### SHORT EXERCISE 1
In the film commentary, whose book was Joe Wright's Atonement adapted from?

### ARTICLE

****

Hidden is a more important film – more ambitious in its aims, more probing in nailing something about a bourgeois moral malaise – but the film leaves us not only with the elliptical ambiguity so mastered by Antonioni, but also the begged ambiguity consistent with thrillers full of plot holes. In this sense Haneke’s film resembles Atonement, a work that elides an incident that leads one to wonder over the specifics of the situation that the film eschews, and another work, albeit much less probing and challenging than Haneke’s film, that wants to assume the viewer will forego certain questions and ask others. In Joe Wright’s film (adapted from Ian McEwan’s book that has exactly the same problems), the brilliant, Cambridge educated son of the servants of a grand house, gets accused by the younger daughter of the house, Briony, of raping a cousin. Actually it was someone else, but Briony is in love with Robbie and cannot stand to see that he is clearly in love with her older sister. The entire events surrounding the court-case are completely eschewed, and the sort of implausibilities in Briony’s story are passed over. The film is a psychological film, yet like Haneke’s, at certain moments, bypasses the psychological: Briony’s story would surely not stand up in a court of law, and if it did, would do so only with the complete support of others within the family, many of whom seemed sympathetic to Joe before the rape, and would at least we might assume question Briony’s flimsy story. None of these reasoning processes are given, as the film builds towards psychological complexity only to forego it as it jumps forward in time. It feels like the proverbial sleight of hand.

****

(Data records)
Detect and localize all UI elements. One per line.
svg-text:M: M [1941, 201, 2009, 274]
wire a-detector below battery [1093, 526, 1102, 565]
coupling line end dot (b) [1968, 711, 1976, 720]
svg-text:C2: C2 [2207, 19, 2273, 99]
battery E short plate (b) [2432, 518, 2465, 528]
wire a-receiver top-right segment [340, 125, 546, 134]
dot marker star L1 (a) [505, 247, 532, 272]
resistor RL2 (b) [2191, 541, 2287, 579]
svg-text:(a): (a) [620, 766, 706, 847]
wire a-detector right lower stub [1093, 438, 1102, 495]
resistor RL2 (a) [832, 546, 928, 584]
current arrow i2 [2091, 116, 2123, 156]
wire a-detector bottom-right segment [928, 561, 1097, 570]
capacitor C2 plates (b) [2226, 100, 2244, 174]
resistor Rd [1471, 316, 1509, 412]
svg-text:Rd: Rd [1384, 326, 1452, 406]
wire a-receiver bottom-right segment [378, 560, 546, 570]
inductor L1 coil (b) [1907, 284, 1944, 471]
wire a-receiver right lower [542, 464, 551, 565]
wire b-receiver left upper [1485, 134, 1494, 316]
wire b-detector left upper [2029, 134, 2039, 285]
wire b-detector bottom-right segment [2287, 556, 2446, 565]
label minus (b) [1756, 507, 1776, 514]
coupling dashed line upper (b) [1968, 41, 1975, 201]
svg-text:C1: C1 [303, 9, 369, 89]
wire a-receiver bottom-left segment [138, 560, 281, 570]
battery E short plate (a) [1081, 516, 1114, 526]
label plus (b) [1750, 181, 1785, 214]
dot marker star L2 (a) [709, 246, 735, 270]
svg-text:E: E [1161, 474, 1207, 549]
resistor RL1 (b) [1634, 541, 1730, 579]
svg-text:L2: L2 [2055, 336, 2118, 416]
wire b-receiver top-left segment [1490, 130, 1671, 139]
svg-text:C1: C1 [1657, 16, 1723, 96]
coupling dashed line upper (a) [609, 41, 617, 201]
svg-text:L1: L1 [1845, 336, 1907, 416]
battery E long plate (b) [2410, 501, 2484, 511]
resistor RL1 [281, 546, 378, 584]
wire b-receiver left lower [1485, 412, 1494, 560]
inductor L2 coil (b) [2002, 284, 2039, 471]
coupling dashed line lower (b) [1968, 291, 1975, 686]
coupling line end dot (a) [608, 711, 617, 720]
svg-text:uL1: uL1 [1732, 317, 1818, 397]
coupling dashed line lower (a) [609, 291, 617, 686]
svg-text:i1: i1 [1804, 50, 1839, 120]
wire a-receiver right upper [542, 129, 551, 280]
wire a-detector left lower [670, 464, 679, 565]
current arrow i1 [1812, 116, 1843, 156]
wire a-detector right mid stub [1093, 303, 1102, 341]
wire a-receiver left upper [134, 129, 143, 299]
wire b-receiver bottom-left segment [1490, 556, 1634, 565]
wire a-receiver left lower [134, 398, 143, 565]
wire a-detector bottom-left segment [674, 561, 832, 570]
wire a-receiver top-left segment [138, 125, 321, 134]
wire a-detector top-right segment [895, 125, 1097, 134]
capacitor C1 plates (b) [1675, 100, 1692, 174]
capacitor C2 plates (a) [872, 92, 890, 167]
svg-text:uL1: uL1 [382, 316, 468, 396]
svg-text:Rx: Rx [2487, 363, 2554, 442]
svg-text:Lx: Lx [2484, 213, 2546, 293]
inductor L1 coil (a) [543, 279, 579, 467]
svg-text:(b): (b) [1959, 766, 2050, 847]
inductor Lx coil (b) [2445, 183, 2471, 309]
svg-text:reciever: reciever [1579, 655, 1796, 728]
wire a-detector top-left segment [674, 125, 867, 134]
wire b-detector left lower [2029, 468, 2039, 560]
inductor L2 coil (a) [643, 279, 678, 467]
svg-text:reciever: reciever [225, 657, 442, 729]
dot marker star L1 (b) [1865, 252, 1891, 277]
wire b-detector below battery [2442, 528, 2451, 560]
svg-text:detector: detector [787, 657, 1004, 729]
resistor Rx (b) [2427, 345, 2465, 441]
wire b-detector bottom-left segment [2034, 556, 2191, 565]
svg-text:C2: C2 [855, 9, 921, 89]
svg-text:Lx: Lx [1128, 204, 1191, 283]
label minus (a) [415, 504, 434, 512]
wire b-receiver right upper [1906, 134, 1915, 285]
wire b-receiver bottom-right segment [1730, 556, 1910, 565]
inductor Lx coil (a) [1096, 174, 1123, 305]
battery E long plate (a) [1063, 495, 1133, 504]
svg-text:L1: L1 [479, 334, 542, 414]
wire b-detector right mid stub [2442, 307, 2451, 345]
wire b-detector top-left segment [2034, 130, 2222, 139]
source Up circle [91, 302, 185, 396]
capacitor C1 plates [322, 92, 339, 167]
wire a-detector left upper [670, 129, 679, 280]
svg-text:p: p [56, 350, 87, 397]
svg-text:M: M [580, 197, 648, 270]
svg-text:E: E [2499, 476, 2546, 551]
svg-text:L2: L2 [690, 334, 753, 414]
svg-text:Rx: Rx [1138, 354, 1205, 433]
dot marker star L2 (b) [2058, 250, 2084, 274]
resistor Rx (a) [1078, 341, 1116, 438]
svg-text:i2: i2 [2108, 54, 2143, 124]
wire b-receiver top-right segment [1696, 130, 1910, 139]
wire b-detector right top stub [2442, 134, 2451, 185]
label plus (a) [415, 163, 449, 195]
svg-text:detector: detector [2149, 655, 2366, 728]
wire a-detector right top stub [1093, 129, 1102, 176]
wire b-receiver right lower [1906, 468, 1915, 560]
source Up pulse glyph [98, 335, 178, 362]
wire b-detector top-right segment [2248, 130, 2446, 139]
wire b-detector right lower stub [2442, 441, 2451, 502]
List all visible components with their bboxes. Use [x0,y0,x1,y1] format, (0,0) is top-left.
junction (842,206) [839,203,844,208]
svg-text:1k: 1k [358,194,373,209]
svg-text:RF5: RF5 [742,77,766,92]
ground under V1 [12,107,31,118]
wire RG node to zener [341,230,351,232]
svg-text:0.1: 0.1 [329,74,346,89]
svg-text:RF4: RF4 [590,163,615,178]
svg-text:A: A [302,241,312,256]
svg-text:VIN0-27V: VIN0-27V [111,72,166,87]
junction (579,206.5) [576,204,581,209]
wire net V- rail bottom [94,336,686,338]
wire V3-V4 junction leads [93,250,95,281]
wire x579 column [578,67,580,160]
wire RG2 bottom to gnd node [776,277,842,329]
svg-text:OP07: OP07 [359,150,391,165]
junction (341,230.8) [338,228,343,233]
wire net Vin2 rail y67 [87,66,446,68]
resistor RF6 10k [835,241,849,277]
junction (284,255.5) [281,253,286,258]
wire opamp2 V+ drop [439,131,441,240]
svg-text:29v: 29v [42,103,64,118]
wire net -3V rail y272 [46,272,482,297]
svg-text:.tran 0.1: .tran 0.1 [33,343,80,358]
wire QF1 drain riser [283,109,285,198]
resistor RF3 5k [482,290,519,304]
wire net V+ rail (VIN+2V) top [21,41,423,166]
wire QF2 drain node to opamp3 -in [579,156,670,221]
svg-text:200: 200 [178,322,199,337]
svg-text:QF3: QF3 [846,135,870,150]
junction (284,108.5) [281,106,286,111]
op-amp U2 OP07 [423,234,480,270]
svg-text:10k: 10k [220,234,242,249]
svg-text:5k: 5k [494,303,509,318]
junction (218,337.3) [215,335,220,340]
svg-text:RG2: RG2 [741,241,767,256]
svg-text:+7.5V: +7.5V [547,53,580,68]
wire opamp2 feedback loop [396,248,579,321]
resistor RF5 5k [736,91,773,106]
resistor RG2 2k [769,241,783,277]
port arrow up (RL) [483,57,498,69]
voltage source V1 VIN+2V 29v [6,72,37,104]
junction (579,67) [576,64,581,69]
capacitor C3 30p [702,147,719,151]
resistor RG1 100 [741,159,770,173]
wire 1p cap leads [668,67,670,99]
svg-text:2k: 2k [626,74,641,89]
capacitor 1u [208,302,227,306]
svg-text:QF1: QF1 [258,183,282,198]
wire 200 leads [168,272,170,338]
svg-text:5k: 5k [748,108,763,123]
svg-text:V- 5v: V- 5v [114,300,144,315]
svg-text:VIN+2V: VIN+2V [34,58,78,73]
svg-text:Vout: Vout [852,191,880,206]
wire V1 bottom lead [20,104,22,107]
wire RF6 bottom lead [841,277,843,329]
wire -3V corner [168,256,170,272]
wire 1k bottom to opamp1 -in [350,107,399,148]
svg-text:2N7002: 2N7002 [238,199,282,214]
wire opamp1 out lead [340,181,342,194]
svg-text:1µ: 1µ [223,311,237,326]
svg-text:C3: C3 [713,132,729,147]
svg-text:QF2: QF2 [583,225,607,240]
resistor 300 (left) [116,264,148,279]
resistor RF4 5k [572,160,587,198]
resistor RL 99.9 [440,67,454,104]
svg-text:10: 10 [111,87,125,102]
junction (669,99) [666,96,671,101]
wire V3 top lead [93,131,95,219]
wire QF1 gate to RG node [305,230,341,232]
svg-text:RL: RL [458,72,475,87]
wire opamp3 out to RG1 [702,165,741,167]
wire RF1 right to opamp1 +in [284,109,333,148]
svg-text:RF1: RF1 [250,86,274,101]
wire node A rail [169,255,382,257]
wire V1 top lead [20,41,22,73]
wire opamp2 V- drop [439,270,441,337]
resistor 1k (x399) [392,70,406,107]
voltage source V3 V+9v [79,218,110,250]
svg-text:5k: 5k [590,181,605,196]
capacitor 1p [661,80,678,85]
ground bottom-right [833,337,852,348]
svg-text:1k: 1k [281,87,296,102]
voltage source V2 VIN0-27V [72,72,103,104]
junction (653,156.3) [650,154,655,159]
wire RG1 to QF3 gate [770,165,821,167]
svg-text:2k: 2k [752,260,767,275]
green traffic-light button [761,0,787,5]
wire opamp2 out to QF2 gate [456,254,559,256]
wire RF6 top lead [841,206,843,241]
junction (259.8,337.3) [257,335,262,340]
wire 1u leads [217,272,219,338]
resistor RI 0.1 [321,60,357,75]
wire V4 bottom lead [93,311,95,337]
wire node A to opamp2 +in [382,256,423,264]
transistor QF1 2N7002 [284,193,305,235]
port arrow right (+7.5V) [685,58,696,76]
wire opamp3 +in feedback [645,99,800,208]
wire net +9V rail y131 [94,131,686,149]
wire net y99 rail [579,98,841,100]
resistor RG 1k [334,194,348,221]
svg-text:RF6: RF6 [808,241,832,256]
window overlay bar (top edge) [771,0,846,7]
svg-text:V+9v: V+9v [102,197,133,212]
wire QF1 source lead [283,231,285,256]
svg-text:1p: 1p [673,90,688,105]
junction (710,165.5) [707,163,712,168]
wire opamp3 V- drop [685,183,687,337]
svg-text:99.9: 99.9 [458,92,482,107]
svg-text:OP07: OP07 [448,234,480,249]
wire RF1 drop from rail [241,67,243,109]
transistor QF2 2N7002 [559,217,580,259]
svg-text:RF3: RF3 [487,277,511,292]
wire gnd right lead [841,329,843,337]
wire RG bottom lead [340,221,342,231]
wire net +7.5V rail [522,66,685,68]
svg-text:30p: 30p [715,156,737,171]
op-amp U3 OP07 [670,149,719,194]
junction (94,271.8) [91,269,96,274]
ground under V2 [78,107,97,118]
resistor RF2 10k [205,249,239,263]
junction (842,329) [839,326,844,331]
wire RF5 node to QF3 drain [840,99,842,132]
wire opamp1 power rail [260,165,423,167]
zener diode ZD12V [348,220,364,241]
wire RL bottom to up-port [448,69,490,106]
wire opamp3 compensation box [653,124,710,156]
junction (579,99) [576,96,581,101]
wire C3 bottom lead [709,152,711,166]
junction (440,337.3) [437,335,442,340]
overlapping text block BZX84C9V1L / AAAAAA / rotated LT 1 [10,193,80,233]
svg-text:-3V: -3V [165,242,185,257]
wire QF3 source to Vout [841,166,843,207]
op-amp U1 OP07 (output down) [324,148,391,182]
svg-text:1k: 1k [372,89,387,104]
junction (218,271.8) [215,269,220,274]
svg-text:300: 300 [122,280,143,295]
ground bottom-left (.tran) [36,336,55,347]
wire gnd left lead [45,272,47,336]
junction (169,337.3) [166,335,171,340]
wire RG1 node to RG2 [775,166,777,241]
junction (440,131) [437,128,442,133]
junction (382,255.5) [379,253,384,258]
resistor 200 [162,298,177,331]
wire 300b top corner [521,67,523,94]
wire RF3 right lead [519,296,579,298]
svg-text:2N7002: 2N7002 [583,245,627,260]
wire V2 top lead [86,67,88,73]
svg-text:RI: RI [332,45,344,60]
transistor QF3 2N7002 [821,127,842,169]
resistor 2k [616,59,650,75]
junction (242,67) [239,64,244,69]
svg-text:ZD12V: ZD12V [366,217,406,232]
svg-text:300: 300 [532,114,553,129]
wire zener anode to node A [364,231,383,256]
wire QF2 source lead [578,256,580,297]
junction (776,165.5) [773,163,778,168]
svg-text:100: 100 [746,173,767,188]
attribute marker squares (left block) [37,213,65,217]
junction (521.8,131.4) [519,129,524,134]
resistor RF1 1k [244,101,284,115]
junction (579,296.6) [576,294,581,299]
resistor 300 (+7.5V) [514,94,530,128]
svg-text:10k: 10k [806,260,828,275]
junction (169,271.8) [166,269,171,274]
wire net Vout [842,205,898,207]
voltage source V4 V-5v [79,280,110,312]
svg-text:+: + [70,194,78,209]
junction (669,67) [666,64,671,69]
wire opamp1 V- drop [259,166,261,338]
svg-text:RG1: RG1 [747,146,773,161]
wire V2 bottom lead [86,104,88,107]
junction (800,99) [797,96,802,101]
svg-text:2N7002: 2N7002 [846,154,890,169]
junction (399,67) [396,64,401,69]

****

### SHORT EXERCISE 2
Write out the lines of the listing, starting at its first line and ending at the line that contains "resistor RL2 (b) [2191, 541, 2287, 579]", with both of those lines included.

### COMPLETE OUTPUT 1
Ian McEwan's

### COMPLETE OUTPUT 2
Detect and localize all UI elements. One per line.
svg-text:M: M [1941, 201, 2009, 274]
wire a-detector below battery [1093, 526, 1102, 565]
coupling line end dot (b) [1968, 711, 1976, 720]
svg-text:C2: C2 [2207, 19, 2273, 99]
battery E short plate (b) [2432, 518, 2465, 528]
wire a-receiver top-right segment [340, 125, 546, 134]
dot marker star L1 (a) [505, 247, 532, 272]
resistor RL2 (b) [2191, 541, 2287, 579]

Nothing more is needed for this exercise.